Extract, from the records beneath this instruction, each line that contains the word "materials".

[Start]

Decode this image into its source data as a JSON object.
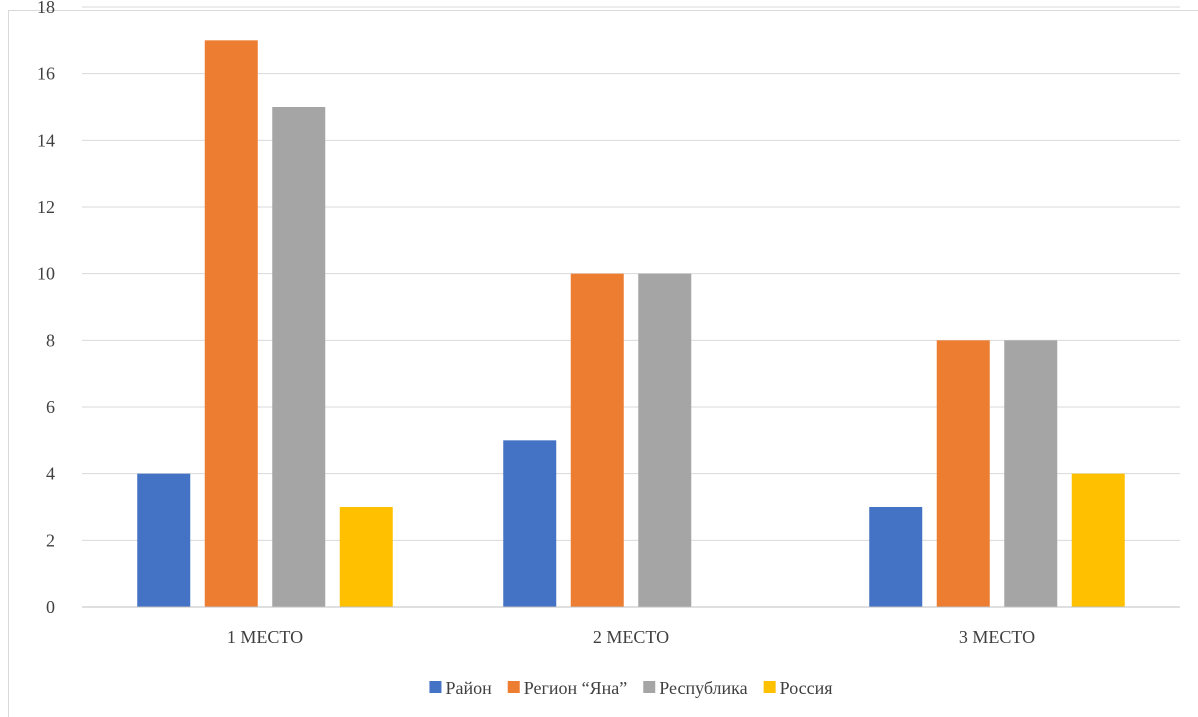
{
  "chart_data": {
    "type": "bar",
    "title": "",
    "xlabel": "",
    "ylabel": "",
    "categories": [
      "1 МЕСТО",
      "2 МЕСТО",
      "3 МЕСТО"
    ],
    "series": [
      {
        "name": "Район",
        "color": "#4472c4",
        "values": [
          4,
          5,
          3
        ]
      },
      {
        "name": "Регион “Яна”",
        "color": "#ed7d31",
        "values": [
          17,
          10,
          8
        ]
      },
      {
        "name": "Республика",
        "color": "#a5a5a5",
        "values": [
          15,
          10,
          8
        ]
      },
      {
        "name": "Россия",
        "color": "#ffc000",
        "values": [
          3,
          0,
          4
        ]
      }
    ],
    "ylim": [
      0,
      18
    ],
    "yticks": [
      0,
      2,
      4,
      6,
      8,
      10,
      12,
      14,
      16,
      18
    ],
    "grid": true,
    "legend_position": "bottom"
  }
}
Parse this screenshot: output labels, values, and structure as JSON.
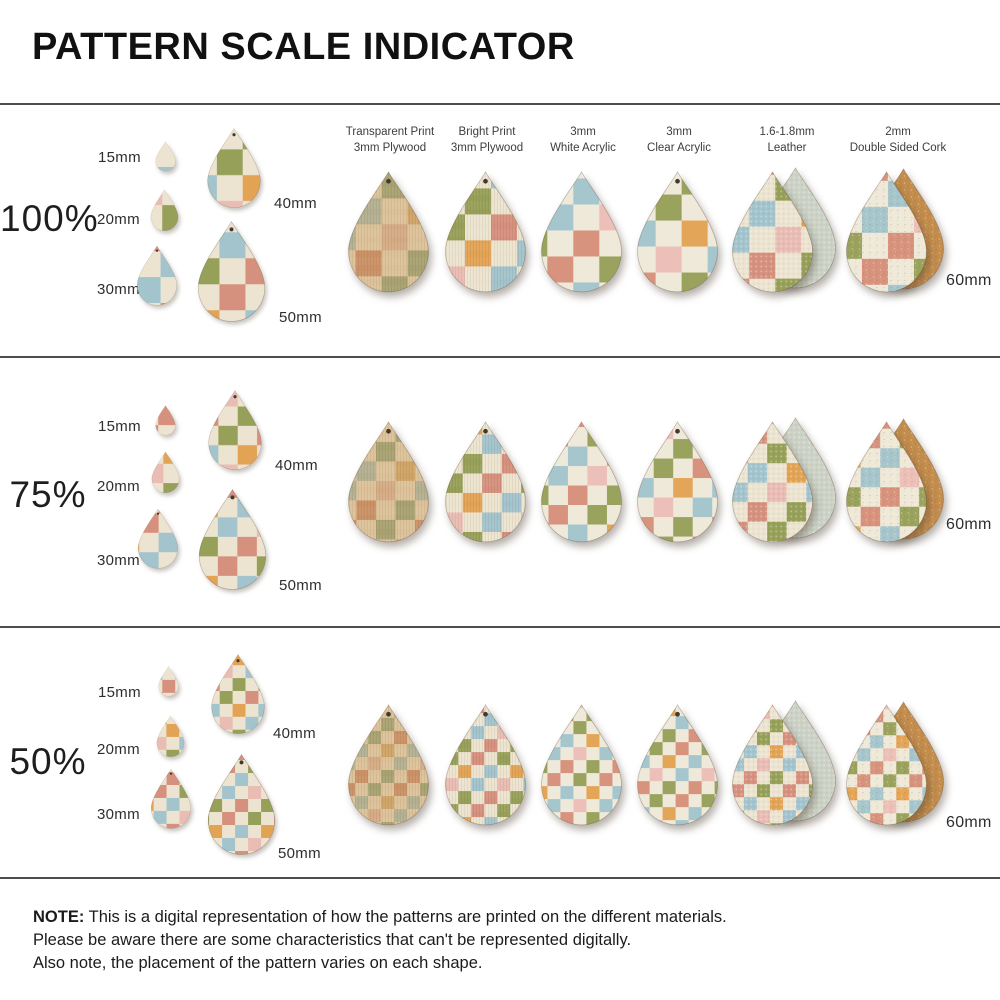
{
  "title": "PATTERN SCALE INDICATOR",
  "materials": [
    {
      "line1": "Transparent Print",
      "line2": "3mm Plywood"
    },
    {
      "line1": "Bright Print",
      "line2": "3mm Plywood"
    },
    {
      "line1": "3mm",
      "line2": "White Acrylic"
    },
    {
      "line1": "3mm",
      "line2": "Clear Acrylic"
    },
    {
      "line1": "1.6-1.8mm",
      "line2": "Leather"
    },
    {
      "line1": "2mm",
      "line2": "Double Sided Cork"
    }
  ],
  "rows": [
    {
      "scale": "100%",
      "size_labels": {
        "s15": "15mm",
        "s20": "20mm",
        "s30": "30mm",
        "s40": "40mm",
        "s50": "50mm"
      },
      "right_size": "60mm"
    },
    {
      "scale": "75%",
      "size_labels": {
        "s15": "15mm",
        "s20": "20mm",
        "s30": "30mm",
        "s40": "40mm",
        "s50": "50mm"
      },
      "right_size": "60mm"
    },
    {
      "scale": "50%",
      "size_labels": {
        "s15": "15mm",
        "s20": "20mm",
        "s30": "30mm",
        "s40": "40mm",
        "s50": "50mm"
      },
      "right_size": "60mm"
    }
  ],
  "note": {
    "label": "NOTE:",
    "line1": "This is a digital representation of how the patterns are printed on the different materials.",
    "line2": "Please be aware there are some characteristics that can't be represented digitally.",
    "line3": "Also note, the placement of the pattern varies on each shape."
  },
  "colors": {
    "divider": "#4d4d4d",
    "hole": "#45392f",
    "leather_back": "#ccd2c6",
    "cork_back": "#c38d4e",
    "palettes": {
      "bright": {
        "base": "#ece4d0",
        "green": "#97a059",
        "salmon": "#d6907e",
        "blue": "#a3c4cd",
        "orange": "#e2a355",
        "pink": "#e9bcb4"
      },
      "soft": {
        "base": "#efe9da",
        "green": "#9aa35e",
        "salmon": "#d8937f",
        "blue": "#a6c6ce",
        "orange": "#e3a558",
        "pink": "#ecc0b8"
      },
      "wood": {
        "base": "#dcc29a",
        "green": "#a8a272",
        "salmon": "#cb9166",
        "blue": "#b3b092",
        "orange": "#cfa468",
        "pink": "#d4ab85"
      }
    }
  }
}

[End]

COMPLETED EXERCISE:
  "materials": [
    "line1": "This is a digital representation of how the patterns are printed on the different materials.",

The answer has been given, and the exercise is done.